▶ Provided data

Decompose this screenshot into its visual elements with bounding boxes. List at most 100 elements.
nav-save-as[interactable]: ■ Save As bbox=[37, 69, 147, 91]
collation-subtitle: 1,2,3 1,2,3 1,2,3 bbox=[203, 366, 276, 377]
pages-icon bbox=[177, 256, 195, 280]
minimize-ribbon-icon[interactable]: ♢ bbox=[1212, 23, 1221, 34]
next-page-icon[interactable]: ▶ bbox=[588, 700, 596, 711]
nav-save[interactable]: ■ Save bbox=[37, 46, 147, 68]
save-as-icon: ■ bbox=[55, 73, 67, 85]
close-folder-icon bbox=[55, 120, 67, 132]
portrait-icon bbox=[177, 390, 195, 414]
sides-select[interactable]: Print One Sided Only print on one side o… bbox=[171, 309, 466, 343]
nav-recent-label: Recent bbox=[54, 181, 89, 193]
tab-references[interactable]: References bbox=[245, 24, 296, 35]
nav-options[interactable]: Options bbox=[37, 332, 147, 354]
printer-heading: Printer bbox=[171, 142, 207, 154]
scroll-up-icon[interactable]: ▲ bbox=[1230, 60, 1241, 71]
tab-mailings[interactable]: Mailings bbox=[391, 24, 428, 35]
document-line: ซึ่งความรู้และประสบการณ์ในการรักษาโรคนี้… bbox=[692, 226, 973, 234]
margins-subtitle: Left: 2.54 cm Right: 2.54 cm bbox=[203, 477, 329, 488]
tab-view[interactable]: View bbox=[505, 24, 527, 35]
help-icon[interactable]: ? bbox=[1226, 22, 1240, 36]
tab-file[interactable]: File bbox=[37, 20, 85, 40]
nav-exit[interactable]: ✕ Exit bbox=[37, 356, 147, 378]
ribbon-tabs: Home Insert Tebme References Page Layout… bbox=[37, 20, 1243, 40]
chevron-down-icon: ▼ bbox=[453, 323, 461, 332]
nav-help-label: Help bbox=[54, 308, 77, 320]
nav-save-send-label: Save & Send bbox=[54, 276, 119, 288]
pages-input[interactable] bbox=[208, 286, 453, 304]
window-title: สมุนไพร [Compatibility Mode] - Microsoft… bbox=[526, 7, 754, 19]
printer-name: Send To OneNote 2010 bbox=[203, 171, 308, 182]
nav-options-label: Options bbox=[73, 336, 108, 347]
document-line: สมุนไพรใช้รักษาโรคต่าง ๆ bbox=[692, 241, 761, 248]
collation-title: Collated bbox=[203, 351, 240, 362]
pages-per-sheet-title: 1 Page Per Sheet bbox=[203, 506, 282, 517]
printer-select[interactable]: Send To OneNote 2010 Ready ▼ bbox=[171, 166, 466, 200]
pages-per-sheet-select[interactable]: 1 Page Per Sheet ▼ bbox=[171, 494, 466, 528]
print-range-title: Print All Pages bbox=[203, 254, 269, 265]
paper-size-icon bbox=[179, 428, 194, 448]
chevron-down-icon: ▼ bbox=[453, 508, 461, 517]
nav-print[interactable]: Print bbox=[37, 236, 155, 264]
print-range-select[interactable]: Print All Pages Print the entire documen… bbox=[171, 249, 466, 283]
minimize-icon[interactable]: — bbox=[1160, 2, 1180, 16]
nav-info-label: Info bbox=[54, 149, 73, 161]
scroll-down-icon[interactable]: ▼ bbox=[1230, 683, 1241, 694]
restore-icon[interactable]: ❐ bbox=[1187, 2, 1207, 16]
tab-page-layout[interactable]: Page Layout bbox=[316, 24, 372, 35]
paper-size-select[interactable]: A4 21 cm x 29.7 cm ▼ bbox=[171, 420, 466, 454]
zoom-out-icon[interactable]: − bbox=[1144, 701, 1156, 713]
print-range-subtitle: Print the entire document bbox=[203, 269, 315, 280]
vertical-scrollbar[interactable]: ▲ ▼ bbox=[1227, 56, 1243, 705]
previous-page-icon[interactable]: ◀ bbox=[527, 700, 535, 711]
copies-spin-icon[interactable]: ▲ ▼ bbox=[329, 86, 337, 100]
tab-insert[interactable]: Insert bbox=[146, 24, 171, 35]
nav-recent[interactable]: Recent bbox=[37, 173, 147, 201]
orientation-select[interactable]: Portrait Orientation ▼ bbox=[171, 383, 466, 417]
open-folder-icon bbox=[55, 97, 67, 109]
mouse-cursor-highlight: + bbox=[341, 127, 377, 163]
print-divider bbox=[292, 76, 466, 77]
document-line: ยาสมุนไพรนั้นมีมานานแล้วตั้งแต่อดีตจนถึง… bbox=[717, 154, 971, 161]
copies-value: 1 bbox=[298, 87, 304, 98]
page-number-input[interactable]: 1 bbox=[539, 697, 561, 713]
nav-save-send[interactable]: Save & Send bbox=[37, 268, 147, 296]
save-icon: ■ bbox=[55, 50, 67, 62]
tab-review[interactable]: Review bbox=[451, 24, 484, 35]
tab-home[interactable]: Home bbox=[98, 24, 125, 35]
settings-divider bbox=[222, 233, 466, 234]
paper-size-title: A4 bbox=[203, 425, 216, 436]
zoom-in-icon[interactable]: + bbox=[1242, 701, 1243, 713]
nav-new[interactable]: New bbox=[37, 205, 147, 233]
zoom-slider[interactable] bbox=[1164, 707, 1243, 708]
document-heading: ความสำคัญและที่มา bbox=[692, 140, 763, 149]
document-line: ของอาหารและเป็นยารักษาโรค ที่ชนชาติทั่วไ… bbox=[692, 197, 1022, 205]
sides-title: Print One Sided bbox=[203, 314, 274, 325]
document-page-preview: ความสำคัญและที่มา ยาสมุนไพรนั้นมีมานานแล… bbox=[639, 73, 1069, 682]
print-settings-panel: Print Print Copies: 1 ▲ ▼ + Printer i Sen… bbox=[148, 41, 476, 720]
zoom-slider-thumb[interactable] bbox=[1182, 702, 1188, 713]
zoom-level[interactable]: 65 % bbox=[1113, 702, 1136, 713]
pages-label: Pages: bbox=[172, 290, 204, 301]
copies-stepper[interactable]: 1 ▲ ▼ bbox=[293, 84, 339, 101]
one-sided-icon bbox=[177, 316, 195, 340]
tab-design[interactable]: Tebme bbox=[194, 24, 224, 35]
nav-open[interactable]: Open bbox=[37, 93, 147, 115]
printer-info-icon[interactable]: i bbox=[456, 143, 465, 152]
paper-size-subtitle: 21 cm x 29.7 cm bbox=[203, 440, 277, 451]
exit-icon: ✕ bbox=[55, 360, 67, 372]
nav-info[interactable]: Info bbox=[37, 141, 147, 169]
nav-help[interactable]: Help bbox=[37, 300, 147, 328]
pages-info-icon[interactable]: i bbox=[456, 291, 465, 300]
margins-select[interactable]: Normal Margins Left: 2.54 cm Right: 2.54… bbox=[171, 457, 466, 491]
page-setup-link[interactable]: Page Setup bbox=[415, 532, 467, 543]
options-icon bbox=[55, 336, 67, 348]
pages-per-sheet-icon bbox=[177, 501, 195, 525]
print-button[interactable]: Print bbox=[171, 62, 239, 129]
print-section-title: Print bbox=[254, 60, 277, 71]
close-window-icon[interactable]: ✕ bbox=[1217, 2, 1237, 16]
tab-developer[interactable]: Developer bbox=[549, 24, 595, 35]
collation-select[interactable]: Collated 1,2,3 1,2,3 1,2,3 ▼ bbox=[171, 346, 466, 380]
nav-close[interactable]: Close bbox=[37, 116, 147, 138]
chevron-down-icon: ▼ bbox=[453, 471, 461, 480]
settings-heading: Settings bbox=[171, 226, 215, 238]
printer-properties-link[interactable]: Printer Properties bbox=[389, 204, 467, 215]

▶ Short problem
Print the entries above verbatim, from the first line through the line containing "nav-recent-label: Recent bbox=[54, 181, 89, 193]", both included.

▶ Output
Decompose this screenshot into its visual elements with bounding boxes. List at most 100 elements.
nav-save-as[interactable]: ■ Save As bbox=[37, 69, 147, 91]
collation-subtitle: 1,2,3 1,2,3 1,2,3 bbox=[203, 366, 276, 377]
pages-icon bbox=[177, 256, 195, 280]
minimize-ribbon-icon[interactable]: ♢ bbox=[1212, 23, 1221, 34]
next-page-icon[interactable]: ▶ bbox=[588, 700, 596, 711]
nav-save[interactable]: ■ Save bbox=[37, 46, 147, 68]
save-as-icon: ■ bbox=[55, 73, 67, 85]
close-folder-icon bbox=[55, 120, 67, 132]
portrait-icon bbox=[177, 390, 195, 414]
sides-select[interactable]: Print One Sided Only print on one side o… bbox=[171, 309, 466, 343]
nav-recent-label: Recent bbox=[54, 181, 89, 193]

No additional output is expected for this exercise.